Task goal
Set out every line of the listing below as a numbered list, omitting blank lines and leaving any pictures out of the answer.

Given entries
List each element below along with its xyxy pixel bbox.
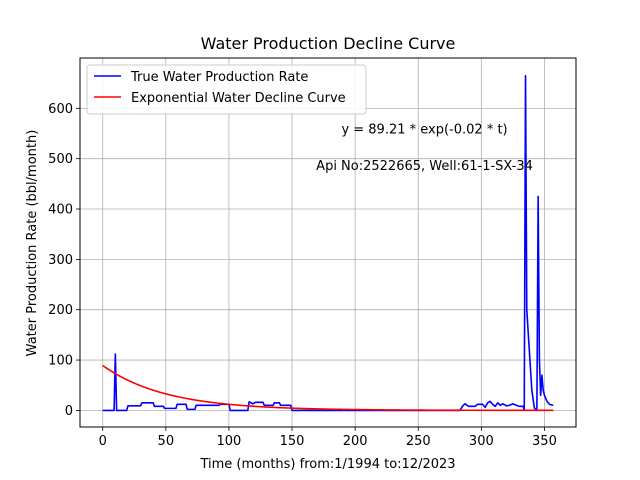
x-tick-label: 350 (532, 434, 557, 449)
x-tick-label: 300 (469, 434, 494, 449)
y-tick-label: 500 (48, 152, 73, 167)
legend-label-decline-curve: Exponential Water Decline Curve (131, 91, 346, 106)
x-tick-label: 100 (217, 434, 242, 449)
y-tick-label: 200 (48, 303, 73, 318)
y-tick-label: 600 (48, 102, 73, 117)
y-tick-label: 400 (48, 203, 73, 218)
equation-annotation: y = 89.21 * exp(-0.02 * t) (341, 123, 507, 138)
axis-ticks: 0 50 100 150 200 250 300 350 0 100 200 300 400 500 600 (48, 102, 557, 449)
x-tick-label: 50 (158, 434, 175, 449)
plot-frame (79, 57, 577, 428)
y-tick-label: 300 (48, 253, 73, 268)
x-tick-label: 200 (343, 434, 368, 449)
chart-title: Water Production Decline Curve (201, 34, 456, 53)
x-axis-label: Time (months) from:1/1994 to:12/2023 (199, 457, 455, 472)
y-tick-label: 0 (65, 404, 73, 419)
annotations: y = 89.21 * exp(-0.02 * t) Api No:2522665… (316, 123, 533, 174)
y-tick-label: 100 (48, 354, 73, 369)
legend-label-true-rate: True Water Production Rate (130, 70, 308, 85)
legend-box (86, 64, 367, 115)
legend: True Water Production Rate Exponential W… (86, 64, 367, 115)
series-line-decline-curve (102, 364, 554, 412)
y-axis-label: Water Production Rate (bbl/month) (25, 130, 40, 357)
x-tick-label: 150 (280, 434, 305, 449)
x-tick-label: 0 (99, 434, 107, 449)
x-tick-label: 250 (406, 434, 431, 449)
well-info-annotation: Api No:2522665, Well:61-1-SX-34 (316, 159, 533, 174)
series-line-true-rate (102, 74, 554, 412)
plot-series (102, 74, 554, 412)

Expected output
1. List each element below along with its xyxy pixel bbox.
2. x-tick-label: 350 (532, 434, 557, 449)
3. x-tick-label: 300 (469, 434, 494, 449)
4. y-tick-label: 500 (48, 152, 73, 167)
5. legend-label-decline-curve: Exponential Water Decline Curve (131, 91, 346, 106)
6. x-tick-label: 100 (217, 434, 242, 449)
7. y-tick-label: 200 (48, 303, 73, 318)
8. y-tick-label: 600 (48, 102, 73, 117)
9. y-tick-label: 400 (48, 203, 73, 218)
10. equation-annotation: y = 89.21 * exp(-0.02 * t) (341, 123, 507, 138)
11. axis-ticks: 0 50 100 150 200 250 300 350 0 100 200 300 400 500 600 (48, 102, 557, 449)
12. x-tick-label: 50 (158, 434, 175, 449)
13. plot-frame (79, 57, 577, 428)
14. y-tick-label: 300 (48, 253, 73, 268)
15. x-tick-label: 200 (343, 434, 368, 449)
16. chart-title: Water Production Decline Curve (201, 34, 456, 53)
17. x-axis-label: Time (months) from:1/1994 to:12/2023 (199, 457, 455, 472)
18. y-tick-label: 0 (65, 404, 73, 419)
19. annotations: y = 89.21 * exp(-0.02 * t) Api No:2522665… (316, 123, 533, 174)
20. y-tick-label: 100 (48, 354, 73, 369)
21. legend-label-true-rate: True Water Production Rate (130, 70, 308, 85)
22. legend-box (86, 64, 367, 115)
23. legend: True Water Production Rate Exponential W… (86, 64, 367, 115)
24. series-line-decline-curve (102, 364, 554, 412)
25. y-axis-label: Water Production Rate (bbl/month) (25, 130, 40, 357)
26. x-tick-label: 150 (280, 434, 305, 449)
27. x-tick-label: 0 (99, 434, 107, 449)
28. x-tick-label: 250 (406, 434, 431, 449)
29. well-info-annotation: Api No:2522665, Well:61-1-SX-34 (316, 159, 533, 174)
30. series-line-true-rate (102, 74, 554, 412)
31. plot-series (102, 74, 554, 412)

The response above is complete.